--- What to work on ---
Output every line below without omitting or altering anything.

== == ==

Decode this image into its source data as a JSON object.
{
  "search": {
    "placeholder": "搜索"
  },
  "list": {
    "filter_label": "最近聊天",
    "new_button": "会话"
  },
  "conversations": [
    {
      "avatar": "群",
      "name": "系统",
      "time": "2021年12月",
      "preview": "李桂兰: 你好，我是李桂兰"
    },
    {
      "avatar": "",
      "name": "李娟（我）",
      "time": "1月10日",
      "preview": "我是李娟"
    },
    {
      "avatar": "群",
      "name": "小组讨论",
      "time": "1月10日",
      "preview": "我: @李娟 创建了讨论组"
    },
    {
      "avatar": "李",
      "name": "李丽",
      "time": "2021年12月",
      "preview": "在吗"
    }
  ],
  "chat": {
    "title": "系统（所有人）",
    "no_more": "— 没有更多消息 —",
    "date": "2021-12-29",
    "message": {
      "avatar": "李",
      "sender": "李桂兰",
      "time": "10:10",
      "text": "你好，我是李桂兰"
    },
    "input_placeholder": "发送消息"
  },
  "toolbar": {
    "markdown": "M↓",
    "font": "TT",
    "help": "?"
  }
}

== == ==

--- Task answer ---
Decode this image into its source data as a JSON object.
{
  "search": {
    "placeholder": "搜索"
  },
  "list": {
    "filter_label": "最近聊天",
    "new_button": "会话"
  },
  "conversations": [
    {
      "avatar": "群",
      "name": "系统",
      "time": "2021年12月",
      "preview": "李桂兰: 你好，我是李桂兰"
    },
    {
      "avatar": "",
      "name": "李娟（我）",
      "time": "1月10日",
      "preview": "我是李娟"
    },
    {
      "avatar": "群",
      "name": "小组讨论",
      "time": "1月10日",
      "preview": "我: @李娟 创建了讨论组"
    },
    {
      "avatar": "李",
      "name": "李丽",
      "time": "2021年12月",
      "preview": "在吗"
    }
  ],
  "chat": {
    "title": "系统（所有人）",
    "no_more": "— 没有更多消息 —",
    "date": "2021-12-29",
    "message": {
      "avatar": "李",
      "sender": "李桂兰",
      "time": "10:10",
      "text": "你好，我是李桂兰"
    },
    "input_placeholder": "发送消息"
  },
  "toolbar": {
    "markdown": "M↓",
    "font": "TT",
    "help": "?"
  }
}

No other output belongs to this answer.